> **SEITENAUSZUG**:
:::::

Fast alle hieß damals, dass wir nur die D3-Wanten nicht ersetzen konnten. Es sind die dünnsten in unserem Rigg (nur 7 mm, die V1-Hauptwanten z.B. sind 12 mm) und die entsprechenden Beschläge wären frühestens einen Monat später eingetroffen, zusätzlich gab es laut dem Rigger wohl auch NachCovid-Lieferkettenprobleme.

Was uns heute gerettet hat: wir haben sie damals trotzdem bestellt, der Rigger hatte sie uns ein halbes Jahr später nach Kanada nachgeschickt. Seitdem lagen sie im Vorschiff, bei den regelmäßigen Rigg-Kontrollen sahen die D3-Wanten unauffällig aus – bis auf heute! Zusätzliches Glück: für den Tausch der D3 muss der Mast nicht gelegt werden.

Also tauschen wir sie hier am Ankerplatz. Andrea von der Easy-One übernimmt die Sicherungsleine (Spifall), Wiebke winscht mich mit der Dirk in den Mast.

Das D3 wird erst an der Saling losgeschraubt (die Werkzeuge sind zusätzlich mit Leinen gesichert) und dann am Mast ausgehakt. Danach lasse ich es an einem Tampen herunter, ziehe das neue hoch und baue es ein. Gleich noch das zweite D3 auf der Backbordseite und: Fertig ✔️.

Wir nehmen das auch als Bestätigung dafür, dass es richtig war, in Honolulu nicht nur das V1 zu tauschen, sondern das gesamte Stehende Gut anzugehen. Flora hat inzwischen auf unserer Langfahrt seit Juni 2019 über 39.000 Seemeilen im Kielwasser und damit wurde dem Rigg doch auch schon einige Belastungen aufgebürdet. Gut zu wissen, dass jetzt wirklich das gesamte Stehende Gut erneuert wurde.

Frohes Neues Jahr!

Mast runter.

Da fehlt doch was? Ja, allerdings. Und wir sind froh, dass das so gut und schnell geklappt hat. Ein bisschen mulmig war uns nämlich schon, als uns der Rigger die Anfahrtskizze zugeschickt hat:

Hm. Aber so läufts, oder sonst eben erstmal nicht. Der Mobilkran steht an Land und nimmt den Mast „über den Bug“ ab. Hatten wir so zwar auch bei unseren vorigen Booten noch nie, aber die auf dem Skizzenfoto an Land liegenden Masten zeigen ja zumindest, dass es hier nicht zum ersten Mal so gemacht wird. Die Steuerbord-Landleine läuft durch die Mangroven, aber immerhin sind die Landleinen vom Rigger vorbereitet und werden uns am Stegende herübergereicht.

:::::

> **GESPEICHERTE EINTRÄGE**:

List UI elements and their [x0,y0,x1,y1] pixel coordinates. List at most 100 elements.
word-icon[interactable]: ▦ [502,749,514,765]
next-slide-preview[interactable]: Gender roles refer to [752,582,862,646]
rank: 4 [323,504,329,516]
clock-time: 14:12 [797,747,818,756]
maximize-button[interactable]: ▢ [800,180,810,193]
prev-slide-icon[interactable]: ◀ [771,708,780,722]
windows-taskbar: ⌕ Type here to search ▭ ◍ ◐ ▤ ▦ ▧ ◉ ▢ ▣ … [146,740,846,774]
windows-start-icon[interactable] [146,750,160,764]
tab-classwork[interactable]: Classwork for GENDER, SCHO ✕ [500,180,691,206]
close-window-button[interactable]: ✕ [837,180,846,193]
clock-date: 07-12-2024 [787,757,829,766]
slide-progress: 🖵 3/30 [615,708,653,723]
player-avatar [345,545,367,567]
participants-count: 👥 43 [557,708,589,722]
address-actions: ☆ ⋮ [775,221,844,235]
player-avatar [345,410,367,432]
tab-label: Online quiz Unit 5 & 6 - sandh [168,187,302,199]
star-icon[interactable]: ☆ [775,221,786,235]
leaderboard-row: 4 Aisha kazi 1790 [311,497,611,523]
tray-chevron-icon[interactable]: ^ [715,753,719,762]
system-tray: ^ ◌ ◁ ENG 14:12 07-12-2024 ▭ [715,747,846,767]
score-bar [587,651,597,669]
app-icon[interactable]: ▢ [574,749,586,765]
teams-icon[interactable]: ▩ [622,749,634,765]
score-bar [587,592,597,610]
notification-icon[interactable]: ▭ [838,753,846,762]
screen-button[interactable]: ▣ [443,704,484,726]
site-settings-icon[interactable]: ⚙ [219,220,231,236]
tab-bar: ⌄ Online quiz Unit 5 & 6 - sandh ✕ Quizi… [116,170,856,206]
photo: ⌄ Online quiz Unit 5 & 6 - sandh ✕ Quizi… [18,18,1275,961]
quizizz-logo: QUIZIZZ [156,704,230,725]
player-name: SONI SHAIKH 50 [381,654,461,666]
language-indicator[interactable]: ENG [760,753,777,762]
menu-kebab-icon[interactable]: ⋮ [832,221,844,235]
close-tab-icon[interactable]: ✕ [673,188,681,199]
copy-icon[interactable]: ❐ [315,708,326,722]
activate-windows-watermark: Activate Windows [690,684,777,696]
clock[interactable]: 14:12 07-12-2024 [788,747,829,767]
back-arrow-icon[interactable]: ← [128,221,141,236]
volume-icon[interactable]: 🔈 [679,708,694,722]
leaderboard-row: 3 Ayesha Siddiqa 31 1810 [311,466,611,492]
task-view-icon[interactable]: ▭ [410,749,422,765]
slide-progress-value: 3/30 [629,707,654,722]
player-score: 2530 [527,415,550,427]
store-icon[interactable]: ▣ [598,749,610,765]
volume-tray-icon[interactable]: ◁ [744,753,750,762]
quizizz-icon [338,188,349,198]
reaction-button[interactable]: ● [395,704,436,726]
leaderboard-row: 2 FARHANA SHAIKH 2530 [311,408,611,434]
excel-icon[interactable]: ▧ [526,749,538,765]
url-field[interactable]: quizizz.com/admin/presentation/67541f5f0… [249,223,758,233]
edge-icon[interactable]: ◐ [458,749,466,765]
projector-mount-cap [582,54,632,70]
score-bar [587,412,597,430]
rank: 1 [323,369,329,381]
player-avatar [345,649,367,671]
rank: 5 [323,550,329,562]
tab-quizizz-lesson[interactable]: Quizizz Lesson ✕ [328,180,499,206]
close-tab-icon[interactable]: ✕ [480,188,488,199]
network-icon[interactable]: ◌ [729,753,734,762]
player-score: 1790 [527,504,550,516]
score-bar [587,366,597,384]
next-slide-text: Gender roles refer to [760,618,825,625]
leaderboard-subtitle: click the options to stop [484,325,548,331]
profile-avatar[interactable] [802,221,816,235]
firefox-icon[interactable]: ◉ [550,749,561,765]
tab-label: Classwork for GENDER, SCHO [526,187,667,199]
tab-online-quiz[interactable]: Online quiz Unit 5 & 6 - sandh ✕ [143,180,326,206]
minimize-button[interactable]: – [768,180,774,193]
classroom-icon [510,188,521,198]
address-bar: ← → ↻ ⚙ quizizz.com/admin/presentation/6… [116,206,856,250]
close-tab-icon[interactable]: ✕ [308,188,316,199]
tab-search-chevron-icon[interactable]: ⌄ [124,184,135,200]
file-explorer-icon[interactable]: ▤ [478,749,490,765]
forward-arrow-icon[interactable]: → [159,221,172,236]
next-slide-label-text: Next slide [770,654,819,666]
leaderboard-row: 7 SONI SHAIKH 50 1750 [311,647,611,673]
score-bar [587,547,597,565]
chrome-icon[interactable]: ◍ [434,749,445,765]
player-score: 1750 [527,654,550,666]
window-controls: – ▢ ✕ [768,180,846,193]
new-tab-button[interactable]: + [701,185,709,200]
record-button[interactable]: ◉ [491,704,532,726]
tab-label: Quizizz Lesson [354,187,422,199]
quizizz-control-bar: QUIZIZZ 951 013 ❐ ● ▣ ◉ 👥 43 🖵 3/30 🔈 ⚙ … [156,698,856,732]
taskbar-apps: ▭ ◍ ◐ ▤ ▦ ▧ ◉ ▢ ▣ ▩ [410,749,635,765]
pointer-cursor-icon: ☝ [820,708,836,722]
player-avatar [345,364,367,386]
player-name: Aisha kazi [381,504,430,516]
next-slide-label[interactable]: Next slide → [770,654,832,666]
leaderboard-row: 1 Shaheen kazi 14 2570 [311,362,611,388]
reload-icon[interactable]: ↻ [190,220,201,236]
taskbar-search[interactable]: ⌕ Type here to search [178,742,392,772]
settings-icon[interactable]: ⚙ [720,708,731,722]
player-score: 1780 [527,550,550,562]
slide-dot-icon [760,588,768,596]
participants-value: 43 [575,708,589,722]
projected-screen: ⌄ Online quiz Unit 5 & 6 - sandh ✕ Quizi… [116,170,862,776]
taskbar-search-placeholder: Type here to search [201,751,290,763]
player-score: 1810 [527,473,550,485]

:::::

> **ZU ERLEDIGENDE AUFGABEN**:
1) Wie dick sind die D3-Wanten laut dem Seitenauszug über das Rigg der Flora?
2) Schreibe den Seitenauszug über das Rigg der Flora im Anschluss an seinen letzten Satz weiter.
Die Einträge sind eigenständiges Material und gehören nicht zum Seitenauszug.

> **ANTWORTEN IN REIHENFOLGE**:
1) Die D3-Wanten sind nur 7 mm dick.

2)
Die Jungs von Rigging Hawaii nehmen unsere Leinen an und schwupps, gehen sie gleich an die Arbeit. Wir dagegen sind erst noch anderweitig beschäftigt. Denn bei der Anfahrt zum Hafen kommt ein Boot der Coastguard längsseits und möchte eine „Inspection“ machen. Kann man ihnen natürlich nicht verweigern, aber wir erklären ihnen unsere Situation (mit dem bereits abmontiert an Deck liegenden Baum ist die auch schnell glaubhaft gemacht). Dann sollen wir halt erstmal an den Steg gehen und die Inspection wird dann dort gemacht.

Zwei Officer kommen mit schusssicherer Weste, Dienstwaffe und schweren Stiefeln, aber auch mit freundlichem Lächeln an Bord, checken die Papiere, kontrollieren die (geschlossenen) Seeventile der Klos, das Ablaufdatum der Seenotraketen, die Feuerlöscher, den Motorraum und dessen Entlüftung, die Rettungswesten, die Rettungsinsel. Alles gut. Die Funke? Ja, aber da ist das Antennenkabel schon getrennt. Wo haben wir die NavRules? Die was? Die internationalen Navigationsregeln. Die Colreg (Convention for International Regulations for Preventing Collisions at Sea, auf deutsch KVR/Kollisionsverhütungsregeln). Ach so haben wir nicht schriftlich dabei. Muss man aber in den USA. Das gibt einen (folgenlosen) Vermerk im ausgehändigten Protokoll und den Hinweis, dass es auch ausreicht, die NavRules als App auf dem Handy dabei zu haben. Ok, dann laden wir die mal runter. Noch ein Foto mit den beiden Officern der Coast Guard …

… und dann können wir uns wieder unserem Rigg zuwenden.

Das Team von Rigging Hawaii hat inzwischen schon die Kranschlinge unter der dritten Saling angebracht und mit dem Lösen der Wanten begonnen.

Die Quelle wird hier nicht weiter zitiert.